> **Task details**
Copy each line below that includes "compelling".

> **Dataset entries**
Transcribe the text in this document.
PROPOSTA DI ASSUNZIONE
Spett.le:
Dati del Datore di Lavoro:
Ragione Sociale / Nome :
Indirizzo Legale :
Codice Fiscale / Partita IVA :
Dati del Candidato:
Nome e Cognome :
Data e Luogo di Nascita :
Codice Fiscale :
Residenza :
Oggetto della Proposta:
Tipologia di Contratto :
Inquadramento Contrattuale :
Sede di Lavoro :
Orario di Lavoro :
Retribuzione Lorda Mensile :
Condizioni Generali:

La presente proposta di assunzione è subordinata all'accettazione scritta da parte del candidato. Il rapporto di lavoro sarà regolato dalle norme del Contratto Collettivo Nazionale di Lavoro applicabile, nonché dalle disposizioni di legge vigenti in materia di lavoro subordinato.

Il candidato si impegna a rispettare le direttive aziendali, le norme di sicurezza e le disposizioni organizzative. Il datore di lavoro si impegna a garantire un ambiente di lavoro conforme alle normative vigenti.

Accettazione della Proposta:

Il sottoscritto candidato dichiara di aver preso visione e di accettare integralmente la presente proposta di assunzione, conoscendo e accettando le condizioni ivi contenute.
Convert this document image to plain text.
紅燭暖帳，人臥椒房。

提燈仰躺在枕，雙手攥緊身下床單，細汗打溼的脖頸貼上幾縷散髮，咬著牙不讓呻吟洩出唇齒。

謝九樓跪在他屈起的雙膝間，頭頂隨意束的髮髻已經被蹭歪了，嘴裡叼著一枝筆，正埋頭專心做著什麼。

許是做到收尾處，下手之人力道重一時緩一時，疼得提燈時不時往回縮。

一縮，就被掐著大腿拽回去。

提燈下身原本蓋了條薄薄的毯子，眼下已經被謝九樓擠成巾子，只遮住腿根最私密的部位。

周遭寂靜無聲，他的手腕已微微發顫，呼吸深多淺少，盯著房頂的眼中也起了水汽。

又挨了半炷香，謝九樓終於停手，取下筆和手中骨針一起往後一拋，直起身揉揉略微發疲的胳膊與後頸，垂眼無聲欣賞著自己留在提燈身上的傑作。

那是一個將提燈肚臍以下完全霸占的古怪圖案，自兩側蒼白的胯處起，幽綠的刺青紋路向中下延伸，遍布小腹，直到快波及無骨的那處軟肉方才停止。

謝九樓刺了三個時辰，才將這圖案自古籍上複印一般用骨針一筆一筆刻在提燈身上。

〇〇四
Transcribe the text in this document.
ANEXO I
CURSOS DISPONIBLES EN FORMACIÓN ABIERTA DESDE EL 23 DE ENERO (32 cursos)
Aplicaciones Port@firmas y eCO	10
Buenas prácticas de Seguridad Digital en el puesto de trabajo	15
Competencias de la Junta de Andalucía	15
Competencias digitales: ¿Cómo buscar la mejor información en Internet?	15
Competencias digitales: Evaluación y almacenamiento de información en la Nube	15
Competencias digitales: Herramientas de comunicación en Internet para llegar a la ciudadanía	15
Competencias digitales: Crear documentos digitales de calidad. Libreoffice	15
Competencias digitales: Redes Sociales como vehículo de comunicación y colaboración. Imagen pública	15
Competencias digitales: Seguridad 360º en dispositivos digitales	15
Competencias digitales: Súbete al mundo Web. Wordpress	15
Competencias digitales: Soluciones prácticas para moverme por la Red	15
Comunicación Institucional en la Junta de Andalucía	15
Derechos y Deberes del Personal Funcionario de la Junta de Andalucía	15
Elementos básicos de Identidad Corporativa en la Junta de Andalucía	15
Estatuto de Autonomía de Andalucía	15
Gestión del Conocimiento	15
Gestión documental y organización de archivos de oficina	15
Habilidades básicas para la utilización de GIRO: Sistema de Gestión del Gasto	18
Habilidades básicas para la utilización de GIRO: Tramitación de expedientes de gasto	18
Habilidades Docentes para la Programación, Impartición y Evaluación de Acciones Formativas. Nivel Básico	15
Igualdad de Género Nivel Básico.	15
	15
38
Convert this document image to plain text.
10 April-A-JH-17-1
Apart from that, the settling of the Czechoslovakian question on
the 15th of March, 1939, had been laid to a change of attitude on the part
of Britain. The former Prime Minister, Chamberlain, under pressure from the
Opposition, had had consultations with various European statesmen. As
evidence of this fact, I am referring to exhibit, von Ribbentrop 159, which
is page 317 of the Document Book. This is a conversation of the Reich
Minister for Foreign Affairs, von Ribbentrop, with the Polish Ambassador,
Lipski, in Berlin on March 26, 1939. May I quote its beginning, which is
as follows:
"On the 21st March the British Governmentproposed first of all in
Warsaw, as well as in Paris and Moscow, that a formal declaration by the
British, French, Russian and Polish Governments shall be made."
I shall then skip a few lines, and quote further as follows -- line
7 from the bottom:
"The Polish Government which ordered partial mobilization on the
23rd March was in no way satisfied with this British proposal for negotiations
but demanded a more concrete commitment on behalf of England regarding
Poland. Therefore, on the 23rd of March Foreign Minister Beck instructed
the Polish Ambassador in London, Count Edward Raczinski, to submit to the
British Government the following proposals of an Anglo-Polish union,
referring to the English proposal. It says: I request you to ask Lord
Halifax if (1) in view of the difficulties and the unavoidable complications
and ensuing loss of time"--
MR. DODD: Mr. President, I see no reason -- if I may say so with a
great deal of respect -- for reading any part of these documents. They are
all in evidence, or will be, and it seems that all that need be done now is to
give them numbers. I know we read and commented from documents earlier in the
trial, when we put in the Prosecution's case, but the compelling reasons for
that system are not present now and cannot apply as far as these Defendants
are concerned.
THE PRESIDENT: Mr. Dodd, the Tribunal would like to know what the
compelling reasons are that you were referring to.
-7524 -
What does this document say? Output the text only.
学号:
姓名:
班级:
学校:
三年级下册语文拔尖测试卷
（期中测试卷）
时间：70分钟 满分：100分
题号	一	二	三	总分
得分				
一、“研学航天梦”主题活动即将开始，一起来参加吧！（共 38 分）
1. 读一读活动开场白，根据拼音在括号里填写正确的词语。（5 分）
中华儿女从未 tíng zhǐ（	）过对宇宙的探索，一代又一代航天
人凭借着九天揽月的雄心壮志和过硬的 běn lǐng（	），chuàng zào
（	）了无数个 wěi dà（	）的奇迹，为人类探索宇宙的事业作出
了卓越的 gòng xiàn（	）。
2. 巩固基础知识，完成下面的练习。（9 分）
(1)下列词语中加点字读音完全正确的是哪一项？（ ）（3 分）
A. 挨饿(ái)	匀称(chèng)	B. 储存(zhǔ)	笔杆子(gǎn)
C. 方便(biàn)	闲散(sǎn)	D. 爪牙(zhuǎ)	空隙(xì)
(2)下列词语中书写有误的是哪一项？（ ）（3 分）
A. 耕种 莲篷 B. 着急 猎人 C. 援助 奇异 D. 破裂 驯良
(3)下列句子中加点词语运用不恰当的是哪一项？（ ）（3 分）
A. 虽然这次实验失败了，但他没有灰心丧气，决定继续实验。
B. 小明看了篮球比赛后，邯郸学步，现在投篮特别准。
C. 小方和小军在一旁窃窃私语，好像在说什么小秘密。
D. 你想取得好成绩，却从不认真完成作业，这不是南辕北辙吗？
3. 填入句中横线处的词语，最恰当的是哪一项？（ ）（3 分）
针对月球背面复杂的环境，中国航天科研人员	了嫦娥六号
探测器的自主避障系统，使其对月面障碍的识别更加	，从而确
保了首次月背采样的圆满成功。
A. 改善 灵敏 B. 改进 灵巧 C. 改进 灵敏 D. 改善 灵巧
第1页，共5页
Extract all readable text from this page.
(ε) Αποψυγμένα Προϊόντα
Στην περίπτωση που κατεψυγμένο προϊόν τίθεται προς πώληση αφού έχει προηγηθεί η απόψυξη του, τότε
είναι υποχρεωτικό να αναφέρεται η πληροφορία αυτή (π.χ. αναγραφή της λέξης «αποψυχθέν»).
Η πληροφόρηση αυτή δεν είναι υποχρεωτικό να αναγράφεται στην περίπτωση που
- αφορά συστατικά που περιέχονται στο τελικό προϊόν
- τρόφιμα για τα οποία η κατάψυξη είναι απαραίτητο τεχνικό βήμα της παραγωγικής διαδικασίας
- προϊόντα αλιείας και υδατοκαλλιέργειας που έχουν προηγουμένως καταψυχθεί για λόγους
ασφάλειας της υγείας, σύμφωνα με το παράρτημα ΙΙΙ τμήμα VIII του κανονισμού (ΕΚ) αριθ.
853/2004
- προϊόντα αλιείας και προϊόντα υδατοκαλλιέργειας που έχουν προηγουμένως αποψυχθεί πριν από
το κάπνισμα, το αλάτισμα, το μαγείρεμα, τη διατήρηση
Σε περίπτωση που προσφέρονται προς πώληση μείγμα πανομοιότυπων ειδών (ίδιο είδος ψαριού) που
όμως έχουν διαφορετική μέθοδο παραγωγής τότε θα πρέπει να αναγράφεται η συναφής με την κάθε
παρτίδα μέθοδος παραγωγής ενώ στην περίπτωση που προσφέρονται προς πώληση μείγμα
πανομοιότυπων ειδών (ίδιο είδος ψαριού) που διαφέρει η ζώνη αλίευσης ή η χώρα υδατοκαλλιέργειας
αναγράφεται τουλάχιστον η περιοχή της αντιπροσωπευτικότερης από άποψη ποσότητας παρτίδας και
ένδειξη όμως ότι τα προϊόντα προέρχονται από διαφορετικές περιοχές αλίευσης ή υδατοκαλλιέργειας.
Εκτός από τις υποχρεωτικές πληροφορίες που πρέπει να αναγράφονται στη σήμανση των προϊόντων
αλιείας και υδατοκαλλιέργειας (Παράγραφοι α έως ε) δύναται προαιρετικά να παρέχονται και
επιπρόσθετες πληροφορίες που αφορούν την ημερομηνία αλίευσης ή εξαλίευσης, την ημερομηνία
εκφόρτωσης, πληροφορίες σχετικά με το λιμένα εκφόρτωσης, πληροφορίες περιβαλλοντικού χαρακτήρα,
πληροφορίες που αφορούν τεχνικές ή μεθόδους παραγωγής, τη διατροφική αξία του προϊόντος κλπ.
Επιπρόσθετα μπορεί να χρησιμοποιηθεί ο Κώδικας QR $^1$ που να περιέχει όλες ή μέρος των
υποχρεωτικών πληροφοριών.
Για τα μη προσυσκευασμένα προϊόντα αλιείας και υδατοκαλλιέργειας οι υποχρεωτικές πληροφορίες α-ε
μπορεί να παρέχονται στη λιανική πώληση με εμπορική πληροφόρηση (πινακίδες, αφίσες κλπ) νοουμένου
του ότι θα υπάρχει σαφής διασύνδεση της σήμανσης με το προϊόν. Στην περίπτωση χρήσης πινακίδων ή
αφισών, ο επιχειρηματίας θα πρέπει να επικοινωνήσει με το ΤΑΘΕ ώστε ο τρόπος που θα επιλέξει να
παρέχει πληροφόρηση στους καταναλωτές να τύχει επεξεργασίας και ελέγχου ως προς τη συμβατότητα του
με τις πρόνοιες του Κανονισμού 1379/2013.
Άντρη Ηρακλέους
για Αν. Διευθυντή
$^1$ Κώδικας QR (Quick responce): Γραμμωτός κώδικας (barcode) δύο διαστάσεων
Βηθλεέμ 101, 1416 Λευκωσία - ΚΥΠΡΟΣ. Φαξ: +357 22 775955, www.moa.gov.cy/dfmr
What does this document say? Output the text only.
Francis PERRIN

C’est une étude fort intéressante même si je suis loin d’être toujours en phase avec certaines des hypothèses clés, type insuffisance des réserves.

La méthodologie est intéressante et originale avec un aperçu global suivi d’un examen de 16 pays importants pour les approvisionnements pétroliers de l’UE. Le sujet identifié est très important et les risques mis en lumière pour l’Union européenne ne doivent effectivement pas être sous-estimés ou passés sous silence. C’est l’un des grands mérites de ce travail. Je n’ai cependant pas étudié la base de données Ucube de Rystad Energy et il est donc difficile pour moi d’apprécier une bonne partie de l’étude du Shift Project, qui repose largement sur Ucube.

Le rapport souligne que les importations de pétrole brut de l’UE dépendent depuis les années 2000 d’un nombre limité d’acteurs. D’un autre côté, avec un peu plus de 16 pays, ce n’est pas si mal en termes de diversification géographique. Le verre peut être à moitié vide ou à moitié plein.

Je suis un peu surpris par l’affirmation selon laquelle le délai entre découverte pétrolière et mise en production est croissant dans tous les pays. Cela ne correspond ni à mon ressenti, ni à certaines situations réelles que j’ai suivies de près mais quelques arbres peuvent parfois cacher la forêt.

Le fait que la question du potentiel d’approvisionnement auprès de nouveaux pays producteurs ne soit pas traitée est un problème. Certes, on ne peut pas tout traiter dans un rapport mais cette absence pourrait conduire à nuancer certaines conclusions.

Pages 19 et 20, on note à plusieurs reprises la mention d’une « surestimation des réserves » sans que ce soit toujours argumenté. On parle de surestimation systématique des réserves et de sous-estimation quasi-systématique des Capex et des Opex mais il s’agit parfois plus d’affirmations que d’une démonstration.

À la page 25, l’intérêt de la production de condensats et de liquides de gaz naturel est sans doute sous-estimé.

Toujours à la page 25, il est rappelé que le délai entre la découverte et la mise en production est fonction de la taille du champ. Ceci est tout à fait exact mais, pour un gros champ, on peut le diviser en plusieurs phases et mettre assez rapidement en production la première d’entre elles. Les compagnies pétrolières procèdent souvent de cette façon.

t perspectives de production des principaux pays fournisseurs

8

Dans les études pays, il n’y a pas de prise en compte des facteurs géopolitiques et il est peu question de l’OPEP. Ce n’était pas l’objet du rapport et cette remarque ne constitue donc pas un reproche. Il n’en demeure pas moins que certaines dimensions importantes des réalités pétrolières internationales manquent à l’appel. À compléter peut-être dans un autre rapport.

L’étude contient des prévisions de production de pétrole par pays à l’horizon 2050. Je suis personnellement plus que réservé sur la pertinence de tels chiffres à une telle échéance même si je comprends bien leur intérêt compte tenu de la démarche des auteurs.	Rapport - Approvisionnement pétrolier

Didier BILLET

> **Result**
trial, when we put in the Prosecution's case, but the compelling reasons for
compelling reasons are that you were referring to.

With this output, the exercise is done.